Es inútil explicar a estos hombres cual es la condición del hombre común bajo un sistema socialista tanto en su capacidad como productor como en la de consumidor. Se manifestaría más evidentemente una inferioridad intelectual de las masas en su objetivo de la abolición del sistema en el que ellas mismas son soberanas y se ven servidas por la élite de los hombre con más talento y en él su anhelo de volver a un sistema en el que la élite las sometería.
No nos engañemos. No es el progreso del socialismo entre las naciones subdesarrolladas, aquellas que nunca sobrepasaron la etapa de primitivismo y aquellas cuyas civilizaciones se detuvieron hace muchos siglos, el que demuestra el avance triunfal del credo totalitario. Es en nuestro entorno occidental donde el socialismo hace sus mayores avances. Todo proyecto por estrechar lo que se llama el «sector privado» de la organización económica se considera como altamente beneficioso, como un progreso y, en todo caso, solo hay una oposición tímida y apocada durante un periodo corto de tiempo. Estamos «avanzando» hacia la consecución del socialismo.

Datos de coordenadas de diseño:
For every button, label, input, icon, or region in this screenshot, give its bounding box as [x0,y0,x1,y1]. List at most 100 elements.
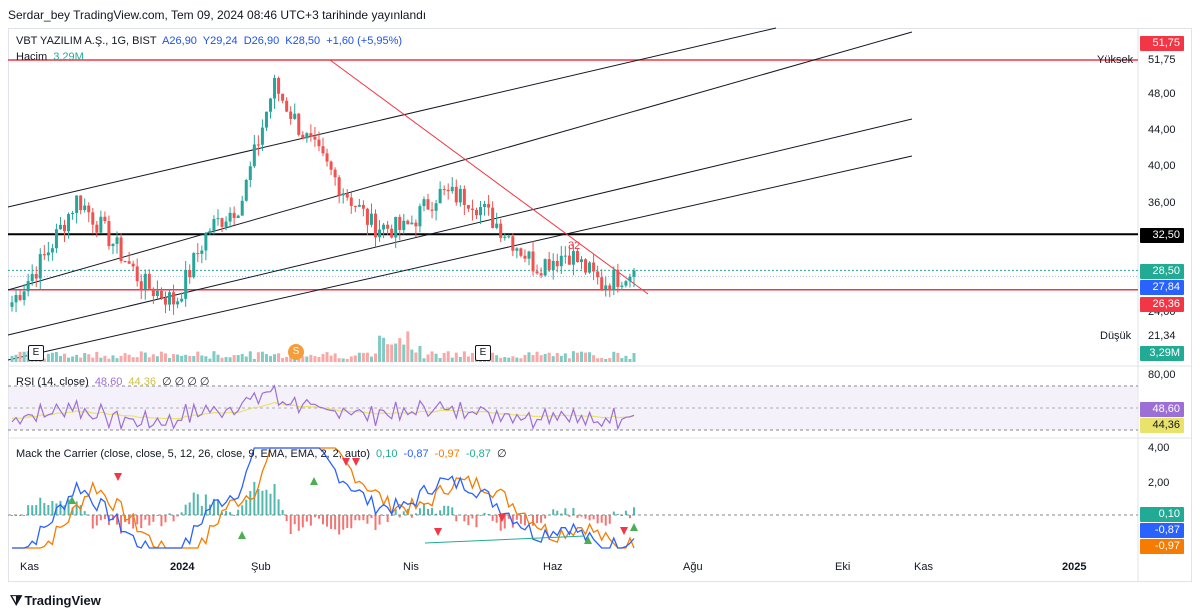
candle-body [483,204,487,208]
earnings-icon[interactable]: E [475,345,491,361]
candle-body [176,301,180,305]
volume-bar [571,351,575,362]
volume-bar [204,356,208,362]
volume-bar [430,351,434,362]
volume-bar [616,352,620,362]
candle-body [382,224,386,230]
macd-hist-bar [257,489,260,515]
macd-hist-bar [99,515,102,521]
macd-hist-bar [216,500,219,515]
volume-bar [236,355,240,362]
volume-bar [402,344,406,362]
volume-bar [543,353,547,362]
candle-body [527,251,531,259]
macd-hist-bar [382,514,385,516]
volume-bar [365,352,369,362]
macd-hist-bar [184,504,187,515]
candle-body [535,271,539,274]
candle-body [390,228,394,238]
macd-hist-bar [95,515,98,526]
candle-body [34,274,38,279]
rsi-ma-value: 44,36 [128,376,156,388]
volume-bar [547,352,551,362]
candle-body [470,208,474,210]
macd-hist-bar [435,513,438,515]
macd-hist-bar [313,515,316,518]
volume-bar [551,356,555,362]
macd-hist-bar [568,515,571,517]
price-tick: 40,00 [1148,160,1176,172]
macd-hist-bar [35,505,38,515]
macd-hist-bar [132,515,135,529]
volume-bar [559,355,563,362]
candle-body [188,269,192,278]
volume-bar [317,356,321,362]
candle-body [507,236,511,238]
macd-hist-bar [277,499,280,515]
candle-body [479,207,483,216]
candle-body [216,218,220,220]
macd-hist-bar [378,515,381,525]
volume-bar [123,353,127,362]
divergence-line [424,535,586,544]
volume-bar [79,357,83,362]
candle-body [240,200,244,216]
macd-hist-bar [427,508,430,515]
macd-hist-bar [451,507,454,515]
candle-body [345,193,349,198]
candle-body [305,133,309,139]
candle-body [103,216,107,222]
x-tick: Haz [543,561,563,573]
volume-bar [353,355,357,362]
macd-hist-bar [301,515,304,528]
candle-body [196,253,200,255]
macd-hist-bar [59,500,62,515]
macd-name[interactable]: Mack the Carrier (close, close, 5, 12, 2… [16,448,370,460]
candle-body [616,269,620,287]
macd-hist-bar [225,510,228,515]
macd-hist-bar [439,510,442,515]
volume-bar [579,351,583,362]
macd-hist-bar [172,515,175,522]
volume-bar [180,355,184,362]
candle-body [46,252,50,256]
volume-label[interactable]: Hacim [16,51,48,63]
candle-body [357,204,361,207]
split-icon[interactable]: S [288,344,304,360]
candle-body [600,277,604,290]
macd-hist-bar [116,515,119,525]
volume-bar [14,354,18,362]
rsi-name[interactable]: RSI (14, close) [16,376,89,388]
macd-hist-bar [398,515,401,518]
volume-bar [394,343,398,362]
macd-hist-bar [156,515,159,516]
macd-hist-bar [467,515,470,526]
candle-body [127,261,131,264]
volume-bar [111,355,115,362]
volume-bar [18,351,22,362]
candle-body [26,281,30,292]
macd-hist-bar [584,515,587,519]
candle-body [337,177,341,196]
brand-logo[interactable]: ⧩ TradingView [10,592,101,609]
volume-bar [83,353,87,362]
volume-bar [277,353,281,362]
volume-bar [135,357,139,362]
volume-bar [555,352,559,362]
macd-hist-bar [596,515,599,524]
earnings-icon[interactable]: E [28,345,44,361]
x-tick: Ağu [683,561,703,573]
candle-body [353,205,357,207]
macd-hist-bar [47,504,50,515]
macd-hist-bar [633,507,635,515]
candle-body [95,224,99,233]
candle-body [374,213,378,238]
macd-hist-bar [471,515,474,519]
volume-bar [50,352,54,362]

### [TUS INSTRUCCIONES]
Según el fragmento sobre el socialismo, ¿dónde hace el socialismo sus mayores avances?

### [RESPUESTA ESCRITA]
En nuestro entorno occidental.